*Prompt*: All of the material below is to be retyped exactly.
★ ★ ★ ★ ★
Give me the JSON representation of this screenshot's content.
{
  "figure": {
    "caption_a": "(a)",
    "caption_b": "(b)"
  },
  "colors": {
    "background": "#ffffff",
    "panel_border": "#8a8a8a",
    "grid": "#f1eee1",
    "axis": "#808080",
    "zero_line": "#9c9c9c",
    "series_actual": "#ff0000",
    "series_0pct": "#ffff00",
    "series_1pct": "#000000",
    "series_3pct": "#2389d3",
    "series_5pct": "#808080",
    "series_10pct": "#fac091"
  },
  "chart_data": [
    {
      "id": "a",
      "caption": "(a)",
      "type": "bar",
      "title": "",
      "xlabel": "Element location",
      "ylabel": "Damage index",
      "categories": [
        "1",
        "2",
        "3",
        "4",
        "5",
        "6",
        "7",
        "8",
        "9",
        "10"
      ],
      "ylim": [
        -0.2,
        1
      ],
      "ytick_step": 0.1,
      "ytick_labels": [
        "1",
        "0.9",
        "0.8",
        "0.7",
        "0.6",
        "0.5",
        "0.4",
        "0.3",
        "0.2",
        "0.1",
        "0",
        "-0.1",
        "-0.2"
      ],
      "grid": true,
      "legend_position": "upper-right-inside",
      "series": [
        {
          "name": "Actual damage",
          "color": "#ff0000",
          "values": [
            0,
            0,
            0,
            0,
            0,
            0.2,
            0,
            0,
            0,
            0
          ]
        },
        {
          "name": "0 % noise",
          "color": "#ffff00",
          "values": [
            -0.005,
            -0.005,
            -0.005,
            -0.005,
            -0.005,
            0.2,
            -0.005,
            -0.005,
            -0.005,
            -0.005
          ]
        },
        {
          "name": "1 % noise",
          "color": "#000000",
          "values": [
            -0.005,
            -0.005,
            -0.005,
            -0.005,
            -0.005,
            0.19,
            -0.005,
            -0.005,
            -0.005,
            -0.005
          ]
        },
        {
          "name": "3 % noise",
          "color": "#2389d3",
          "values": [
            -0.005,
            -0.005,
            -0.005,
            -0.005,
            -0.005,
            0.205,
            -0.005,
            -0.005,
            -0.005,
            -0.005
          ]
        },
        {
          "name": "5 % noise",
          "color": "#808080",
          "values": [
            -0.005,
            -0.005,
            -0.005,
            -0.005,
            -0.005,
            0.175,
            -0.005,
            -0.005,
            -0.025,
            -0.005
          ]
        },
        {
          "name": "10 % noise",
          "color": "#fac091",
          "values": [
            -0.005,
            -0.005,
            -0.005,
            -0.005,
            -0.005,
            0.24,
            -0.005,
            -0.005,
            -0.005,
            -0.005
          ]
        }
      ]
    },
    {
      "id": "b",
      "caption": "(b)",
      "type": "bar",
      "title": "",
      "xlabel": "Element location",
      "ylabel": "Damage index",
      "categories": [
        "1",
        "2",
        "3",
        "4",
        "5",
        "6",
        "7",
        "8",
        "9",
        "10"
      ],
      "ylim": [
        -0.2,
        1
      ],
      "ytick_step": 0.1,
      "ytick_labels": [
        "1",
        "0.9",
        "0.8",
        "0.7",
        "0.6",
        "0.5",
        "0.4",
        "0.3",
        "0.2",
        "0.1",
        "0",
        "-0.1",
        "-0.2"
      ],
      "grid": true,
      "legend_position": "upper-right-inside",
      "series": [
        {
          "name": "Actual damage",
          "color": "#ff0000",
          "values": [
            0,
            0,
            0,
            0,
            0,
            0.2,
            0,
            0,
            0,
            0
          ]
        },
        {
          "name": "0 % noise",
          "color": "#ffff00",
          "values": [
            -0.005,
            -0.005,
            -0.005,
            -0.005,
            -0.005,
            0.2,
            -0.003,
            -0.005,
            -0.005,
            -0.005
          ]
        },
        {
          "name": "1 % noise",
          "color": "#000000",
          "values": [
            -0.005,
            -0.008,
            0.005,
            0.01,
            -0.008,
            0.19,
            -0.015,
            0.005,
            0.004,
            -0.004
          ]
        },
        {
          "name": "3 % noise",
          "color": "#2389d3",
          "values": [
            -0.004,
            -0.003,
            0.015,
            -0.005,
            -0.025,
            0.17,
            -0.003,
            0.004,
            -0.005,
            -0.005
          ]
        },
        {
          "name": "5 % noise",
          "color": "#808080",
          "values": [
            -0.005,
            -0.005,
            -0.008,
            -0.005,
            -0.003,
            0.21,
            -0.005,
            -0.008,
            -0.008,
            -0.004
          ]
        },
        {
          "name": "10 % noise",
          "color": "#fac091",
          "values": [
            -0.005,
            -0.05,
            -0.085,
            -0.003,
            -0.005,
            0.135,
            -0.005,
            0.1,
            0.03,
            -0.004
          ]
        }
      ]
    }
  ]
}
★ ★ ★ ★ ★
*Response*:
Give me the JSON representation of this screenshot's content.
{
  "figure": {
    "caption_a": "(a)",
    "caption_b": "(b)"
  },
  "colors": {
    "background": "#ffffff",
    "panel_border": "#8a8a8a",
    "grid": "#f1eee1",
    "axis": "#808080",
    "zero_line": "#9c9c9c",
    "series_actual": "#ff0000",
    "series_0pct": "#ffff00",
    "series_1pct": "#000000",
    "series_3pct": "#2389d3",
    "series_5pct": "#808080",
    "series_10pct": "#fac091"
  },
  "chart_data": [
    {
      "id": "a",
      "caption": "(a)",
      "type": "bar",
      "title": "",
      "xlabel": "Element location",
      "ylabel": "Damage index",
      "categories": [
        "1",
        "2",
        "3",
        "4",
        "5",
        "6",
        "7",
        "8",
        "9",
        "10"
      ],
      "ylim": [
        -0.2,
        1
      ],
      "ytick_step": 0.1,
      "ytick_labels": [
        "1",
        "0.9",
        "0.8",
        "0.7",
        "0.6",
        "0.5",
        "0.4",
        "0.3",
        "0.2",
        "0.1",
        "0",
        "-0.1",
        "-0.2"
      ],
      "grid": true,
      "legend_position": "upper-right-inside",
      "series": [
        {
          "name": "Actual damage",
          "color": "#ff0000",
          "values": [
            0,
            0,
            0,
            0,
            0,
            0.2,
            0,
            0,
            0,
            0
          ]
        },
        {
          "name": "0 % noise",
          "color": "#ffff00",
          "values": [
            -0.005,
            -0.005,
            -0.005,
            -0.005,
            -0.005,
            0.2,
            -0.005,
            -0.005,
            -0.005,
            -0.005
          ]
        },
        {
          "name": "1 % noise",
          "color": "#000000",
          "values": [
            -0.005,
            -0.005,
            -0.005,
            -0.005,
            -0.005,
            0.19,
            -0.005,
            -0.005,
            -0.005,
            -0.005
          ]
        },
        {
          "name": "3 % noise",
          "color": "#2389d3",
          "values": [
            -0.005,
            -0.005,
            -0.005,
            -0.005,
            -0.005,
            0.205,
            -0.005,
            -0.005,
            -0.005,
            -0.005
          ]
        },
        {
          "name": "5 % noise",
          "color": "#808080",
          "values": [
            -0.005,
            -0.005,
            -0.005,
            -0.005,
            -0.005,
            0.175,
            -0.005,
            -0.005,
            -0.025,
            -0.005
          ]
        },
        {
          "name": "10 % noise",
          "color": "#fac091",
          "values": [
            -0.005,
            -0.005,
            -0.005,
            -0.005,
            -0.005,
            0.24,
            -0.005,
            -0.005,
            -0.005,
            -0.005
          ]
        }
      ]
    },
    {
      "id": "b",
      "caption": "(b)",
      "type": "bar",
      "title": "",
      "xlabel": "Element location",
      "ylabel": "Damage index",
      "categories": [
        "1",
        "2",
        "3",
        "4",
        "5",
        "6",
        "7",
        "8",
        "9",
        "10"
      ],
      "ylim": [
        -0.2,
        1
      ],
      "ytick_step": 0.1,
      "ytick_labels": [
        "1",
        "0.9",
        "0.8",
        "0.7",
        "0.6",
        "0.5",
        "0.4",
        "0.3",
        "0.2",
        "0.1",
        "0",
        "-0.1",
        "-0.2"
      ],
      "grid": true,
      "legend_position": "upper-right-inside",
      "series": [
        {
          "name": "Actual damage",
          "color": "#ff0000",
          "values": [
            0,
            0,
            0,
            0,
            0,
            0.2,
            0,
            0,
            0,
            0
          ]
        },
        {
          "name": "0 % noise",
          "color": "#ffff00",
          "values": [
            -0.005,
            -0.005,
            -0.005,
            -0.005,
            -0.005,
            0.2,
            -0.003,
            -0.005,
            -0.005,
            -0.005
          ]
        },
        {
          "name": "1 % noise",
          "color": "#000000",
          "values": [
            -0.005,
            -0.008,
            0.005,
            0.01,
            -0.008,
            0.19,
            -0.015,
            0.005,
            0.004,
            -0.004
          ]
        },
        {
          "name": "3 % noise",
          "color": "#2389d3",
          "values": [
            -0.004,
            -0.003,
            0.015,
            -0.005,
            -0.025,
            0.17,
            -0.003,
            0.004,
            -0.005,
            -0.005
          ]
        },
        {
          "name": "5 % noise",
          "color": "#808080",
          "values": [
            -0.005,
            -0.005,
            -0.008,
            -0.005,
            -0.003,
            0.21,
            -0.005,
            -0.008,
            -0.008,
            -0.004
          ]
        },
        {
          "name": "10 % noise",
          "color": "#fac091",
          "values": [
            -0.005,
            -0.05,
            -0.085,
            -0.003,
            -0.005,
            0.135,
            -0.005,
            0.1,
            0.03,
            -0.004
          ]
        }
      ]
    }
  ]
}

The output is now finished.